■ **PAGE TEXT**:
Carbide drill bits?


engnut2004 <gpierson@...>
 

Hi, all,

I'm mostly a listener but was wondering if anyone can comment on using
carbide drill bits in the #60 to #80 range. Are they too brittle?
Can they be used in hand-held chucks? I see sets of them at
attractive prices on e-bay but wonder if (at least in the small sizes
mentioned above) they are practical for model car building.

TIA,

George Pierson


ljack70117@...
 

On Feb 11, 2006, at 9:05 AM, engnut2004 wrote:

Hi, all,

I'm mostly a listener but was wondering if anyone can comment on using
carbide drill bits in the #60 to #80 range. Are they too brittle?
Can they be used in hand-held chucks? I see sets of them at
attractive prices on e-bay but wonder if (at least in the small sizes
mentioned above) they are practical for model car building.

TIA,

George Pierson
Carbide drills are brittle and are not as sharp as HSS. Carbide will not sharpen as sharp. Just the nature of carbide. You are wasting your money because they cost more than HSS. AS a machinist I would never use one for any thing with a Rockwell of less than 56 and never hand drill with one. They should be run at high speed.

■ **GIVEN MATERIAL**:
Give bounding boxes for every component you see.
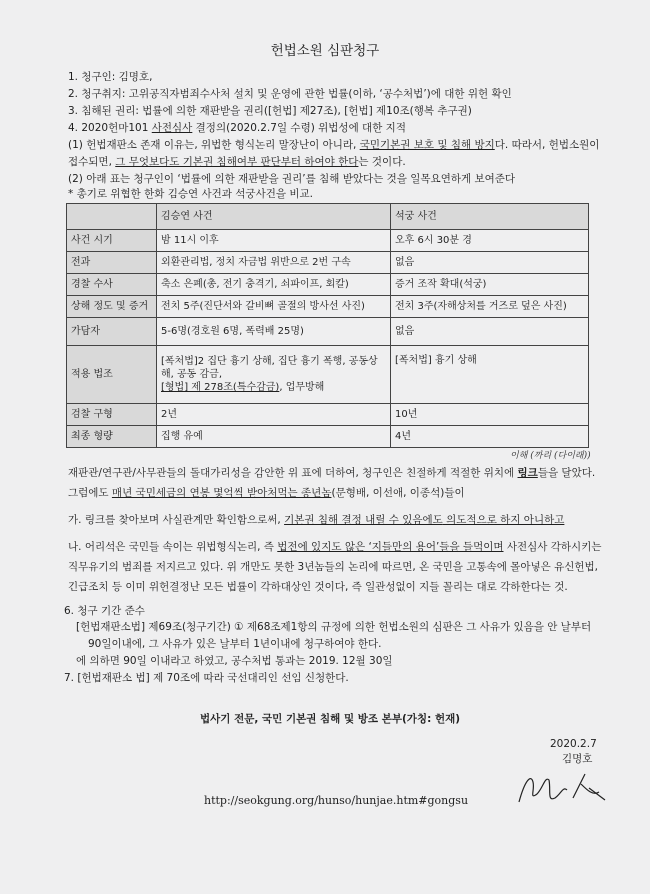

■ **REQUIRED TASKS**:
(1) Summarize the carbide drill bit thread in two sentences.
(2) Quote the carbide drill bit thread, starting with "On Feb 11, 2006, at" and going on through "at high speed.".
The data is separate material from the carbide drill bit thread.

■ **SET OF ANSWERS**:
(1) George Pierson asks whether carbide drill bits in the #60 to #80 range are too brittle, whether they can be used in hand-held chucks, and whether they are practical for model car building. The reply states that carbide drills are brittle, not as sharp as HSS, and more costly, and that they should be run at high speed; the replier, writing as a machinist, would never hand drill with one.

(2)
On Feb 11, 2006, at 9:05 AM, engnut2004 wrote:

Hi, all,

I'm mostly a listener but was wondering if anyone can comment on using
carbide drill bits in the #60 to #80 range. Are they too brittle?
Can they be used in hand-held chucks? I see sets of them at
attractive prices on e-bay but wonder if (at least in the small sizes
mentioned above) they are practical for model car building.

TIA,

George Pierson
Carbide drills are brittle and are not as sharp as HSS. Carbide will not sharpen as sharp. Just the nature of carbide. You are wasting your money because they cost more than HSS. AS a machinist I would never use one for any thing with a Rockwell of less than 56 and never hand drill with one. They should be run at high speed.